**Extrait:**
____
On entame les hostilités avec la découverte du monde en 2076 (novembre, ce qui explique que la trame passe rapidement en 2077), sa technologie de pointe, ses gratte-ciel transformés en tour d’ivoire pour une classe sociale supérieure et son contexte politique. À savoir, les gouvernements se sont effondrés. Les multinationales ont pris le pouvoir (mais n’est-ce pas déjà le cas ?) et un groupe de terroristes, Liber8, s’incruste comme le grain de sable qui vient enrayer cette mécanique bien huilée. Si l’univers rappelle facilement des dystopies assez connues sous couvert d’un idéal, l’on remarquera que cette époque a fait l’objet d’un développement particulier dans ses moindres détails et, pour ne rien gâcher, le design est des plus flatteurs pour les rétines.
Le soin concernant les effets spéciaux s’avère des plus travaillés. L’apport des nouvelles technologies joue sur quasiment tous les aspects du quotidien : les vêtements intelligents, les armes, la science, la nanotechnologie, l’architecture, les transports… Bref, tout est agencé, structuré pour montrer l’évolution du monde de manière exhaustive. Cela confère à Continuum un point de départ des plus crédibles qui extrapole l’ensemble de notre vie afin d’y exposer leur finalité ou continuité, selon le domaine évoqué. Cette ambiance froide et désenchantée rappelle l’univers cyberpunk de Deus ex. Il est très surprenant de pouvoir contempler un tel potentiel étant donné que l’on y sera plongé que trop succinctement.
Quel est donc ce mystérieux objet obsolète qui requiert tant d’attention ?
En effet, l’importance de 2077 se révèle trop anecdotique au fil du récit. Là où l’on aurait pu espérer un développement parallèle à 2012 en poursuivant notre exploration, l’on se rend compte que les minuscules flash-back en début et fin d’épisodes n’apportent strictement rien à l’histoire. Après avoir aguiché son public de la sorte et, ignorant l’évolution de la série dans les prochaines saisons, le côté science-fiction cède la place à des intrigues principalement policières. Bien sûr, l’emploi de la combinaison de Kiera comme arme, gilet pare-balles ou connexion à un réseau d’informations offre une petite touche d’originalité ; tout comme la tentative de rejoindre son époque, mais cela n’amoindrit pas cette frustration de ne découvrir qu’une partie de la mythologie créée.
____
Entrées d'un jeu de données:
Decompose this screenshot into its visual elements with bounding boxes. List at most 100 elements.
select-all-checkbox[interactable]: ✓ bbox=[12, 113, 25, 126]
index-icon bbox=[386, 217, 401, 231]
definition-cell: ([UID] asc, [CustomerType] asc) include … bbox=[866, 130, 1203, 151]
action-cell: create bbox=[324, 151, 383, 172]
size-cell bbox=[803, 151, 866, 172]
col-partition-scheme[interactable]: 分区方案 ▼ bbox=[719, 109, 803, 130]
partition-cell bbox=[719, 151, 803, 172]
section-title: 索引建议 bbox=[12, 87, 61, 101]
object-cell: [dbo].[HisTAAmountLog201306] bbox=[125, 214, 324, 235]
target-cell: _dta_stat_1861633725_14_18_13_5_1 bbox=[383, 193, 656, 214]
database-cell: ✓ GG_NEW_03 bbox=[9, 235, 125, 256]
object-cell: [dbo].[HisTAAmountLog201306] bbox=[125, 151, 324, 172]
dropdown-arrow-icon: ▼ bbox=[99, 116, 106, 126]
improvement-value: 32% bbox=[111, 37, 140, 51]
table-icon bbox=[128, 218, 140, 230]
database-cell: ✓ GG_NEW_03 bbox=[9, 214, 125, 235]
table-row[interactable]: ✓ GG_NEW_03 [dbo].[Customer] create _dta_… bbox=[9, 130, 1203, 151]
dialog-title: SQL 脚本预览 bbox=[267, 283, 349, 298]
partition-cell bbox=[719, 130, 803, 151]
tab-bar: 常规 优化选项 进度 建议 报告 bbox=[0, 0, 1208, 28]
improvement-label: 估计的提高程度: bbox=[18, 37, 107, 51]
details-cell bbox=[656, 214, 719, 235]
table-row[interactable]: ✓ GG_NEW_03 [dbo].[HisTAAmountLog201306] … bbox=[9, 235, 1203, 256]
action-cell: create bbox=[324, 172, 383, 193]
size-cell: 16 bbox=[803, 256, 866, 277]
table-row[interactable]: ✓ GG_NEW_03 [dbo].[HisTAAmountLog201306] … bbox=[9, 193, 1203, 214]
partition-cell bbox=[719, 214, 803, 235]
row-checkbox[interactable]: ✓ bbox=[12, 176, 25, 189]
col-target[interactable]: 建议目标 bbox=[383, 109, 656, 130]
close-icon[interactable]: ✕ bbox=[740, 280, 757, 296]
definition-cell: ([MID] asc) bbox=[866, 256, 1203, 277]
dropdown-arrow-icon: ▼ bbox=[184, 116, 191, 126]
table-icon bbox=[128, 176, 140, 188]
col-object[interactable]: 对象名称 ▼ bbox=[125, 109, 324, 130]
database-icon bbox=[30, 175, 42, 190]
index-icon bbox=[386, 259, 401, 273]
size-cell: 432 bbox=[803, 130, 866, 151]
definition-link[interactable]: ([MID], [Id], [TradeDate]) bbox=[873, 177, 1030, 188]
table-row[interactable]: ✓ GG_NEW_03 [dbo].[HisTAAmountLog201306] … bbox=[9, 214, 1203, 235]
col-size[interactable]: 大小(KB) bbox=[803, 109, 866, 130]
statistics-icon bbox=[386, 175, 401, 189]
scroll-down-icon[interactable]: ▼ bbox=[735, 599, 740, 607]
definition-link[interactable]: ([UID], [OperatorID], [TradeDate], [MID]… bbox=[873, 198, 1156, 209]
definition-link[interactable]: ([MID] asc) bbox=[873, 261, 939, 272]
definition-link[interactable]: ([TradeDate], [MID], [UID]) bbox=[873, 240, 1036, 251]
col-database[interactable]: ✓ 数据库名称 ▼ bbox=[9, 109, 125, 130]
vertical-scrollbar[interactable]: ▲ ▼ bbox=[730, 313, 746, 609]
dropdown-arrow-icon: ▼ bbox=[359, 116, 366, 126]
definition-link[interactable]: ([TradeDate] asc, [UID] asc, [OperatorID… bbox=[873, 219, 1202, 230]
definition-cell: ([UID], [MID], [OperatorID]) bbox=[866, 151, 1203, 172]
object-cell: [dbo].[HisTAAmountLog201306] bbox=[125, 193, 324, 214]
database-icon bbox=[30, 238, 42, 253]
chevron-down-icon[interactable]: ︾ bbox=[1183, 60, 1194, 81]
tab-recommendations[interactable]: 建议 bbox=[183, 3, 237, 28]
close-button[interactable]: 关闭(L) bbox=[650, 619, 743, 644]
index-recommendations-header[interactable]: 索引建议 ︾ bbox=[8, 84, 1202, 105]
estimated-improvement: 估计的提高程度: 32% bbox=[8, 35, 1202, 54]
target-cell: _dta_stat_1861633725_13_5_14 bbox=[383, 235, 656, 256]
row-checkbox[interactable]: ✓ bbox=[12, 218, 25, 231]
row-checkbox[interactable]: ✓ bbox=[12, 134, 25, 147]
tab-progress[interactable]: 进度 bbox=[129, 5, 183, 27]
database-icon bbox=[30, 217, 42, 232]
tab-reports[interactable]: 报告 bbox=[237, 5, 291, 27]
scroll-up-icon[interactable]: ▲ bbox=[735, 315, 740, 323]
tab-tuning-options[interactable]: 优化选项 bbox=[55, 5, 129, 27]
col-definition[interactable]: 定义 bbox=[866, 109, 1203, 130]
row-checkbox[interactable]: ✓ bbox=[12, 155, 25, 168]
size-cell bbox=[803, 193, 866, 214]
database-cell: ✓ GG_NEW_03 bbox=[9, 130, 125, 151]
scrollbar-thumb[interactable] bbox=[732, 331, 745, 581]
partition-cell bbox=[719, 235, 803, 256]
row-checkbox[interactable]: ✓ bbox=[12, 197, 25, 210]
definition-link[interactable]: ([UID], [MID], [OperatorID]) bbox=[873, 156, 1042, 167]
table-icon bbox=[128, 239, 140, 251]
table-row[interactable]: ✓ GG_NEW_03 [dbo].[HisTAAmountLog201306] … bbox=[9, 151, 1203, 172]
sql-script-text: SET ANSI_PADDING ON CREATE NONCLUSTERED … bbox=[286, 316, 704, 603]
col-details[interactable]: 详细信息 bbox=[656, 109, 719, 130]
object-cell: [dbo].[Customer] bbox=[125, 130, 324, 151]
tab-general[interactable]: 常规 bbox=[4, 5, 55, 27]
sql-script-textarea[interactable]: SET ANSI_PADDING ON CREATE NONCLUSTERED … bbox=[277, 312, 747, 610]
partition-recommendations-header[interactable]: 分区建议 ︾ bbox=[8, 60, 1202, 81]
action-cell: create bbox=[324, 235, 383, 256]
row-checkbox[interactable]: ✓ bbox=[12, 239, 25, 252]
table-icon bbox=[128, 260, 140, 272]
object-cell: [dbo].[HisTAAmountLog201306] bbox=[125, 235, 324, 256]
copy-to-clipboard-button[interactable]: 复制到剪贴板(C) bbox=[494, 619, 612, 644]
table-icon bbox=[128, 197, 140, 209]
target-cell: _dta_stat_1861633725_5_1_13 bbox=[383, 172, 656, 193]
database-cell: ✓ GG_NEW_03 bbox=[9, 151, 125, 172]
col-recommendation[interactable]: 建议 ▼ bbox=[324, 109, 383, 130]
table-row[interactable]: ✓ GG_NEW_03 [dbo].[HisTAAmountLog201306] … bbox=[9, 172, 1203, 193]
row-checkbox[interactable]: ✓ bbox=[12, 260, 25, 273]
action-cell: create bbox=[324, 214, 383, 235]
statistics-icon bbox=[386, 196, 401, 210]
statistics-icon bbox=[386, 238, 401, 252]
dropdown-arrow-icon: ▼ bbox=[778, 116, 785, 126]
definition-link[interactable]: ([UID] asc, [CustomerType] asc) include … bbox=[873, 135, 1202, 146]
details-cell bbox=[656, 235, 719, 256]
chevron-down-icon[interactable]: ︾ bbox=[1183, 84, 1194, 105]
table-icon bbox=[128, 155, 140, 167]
____
**Consignes de l'exercice:**
1. Quels usages de la combinaison de Kiera l'extrait mentionne-t-il ? Citez-les tous.
2. Recopiez sans rien changer le passage de l'extrait qui va de « On entame les » jusqu'à « pour les rétines. » inclus.

**Réponses par consigne:**
1. Une arme, un gilet pare-balles et une connexion à un réseau d'informations.

2.
On entame les hostilités avec la découverte du monde en 2076 (novembre, ce qui explique que la trame passe rapidement en 2077), sa technologie de pointe, ses gratte-ciel transformés en tour d’ivoire pour une classe sociale supérieure et son contexte politique. À savoir, les gouvernements se sont effondrés. Les multinationales ont pris le pouvoir (mais n’est-ce pas déjà le cas ?) et un groupe de terroristes, Liber8, s’incruste comme le grain de sable qui vient enrayer cette mécanique bien huilée. Si l’univers rappelle facilement des dystopies assez connues sous couvert d’un idéal, l’on remarquera que cette époque a fait l’objet d’un développement particulier dans ses moindres détails et, pour ne rien gâcher, le design est des plus flatteurs pour les rétines.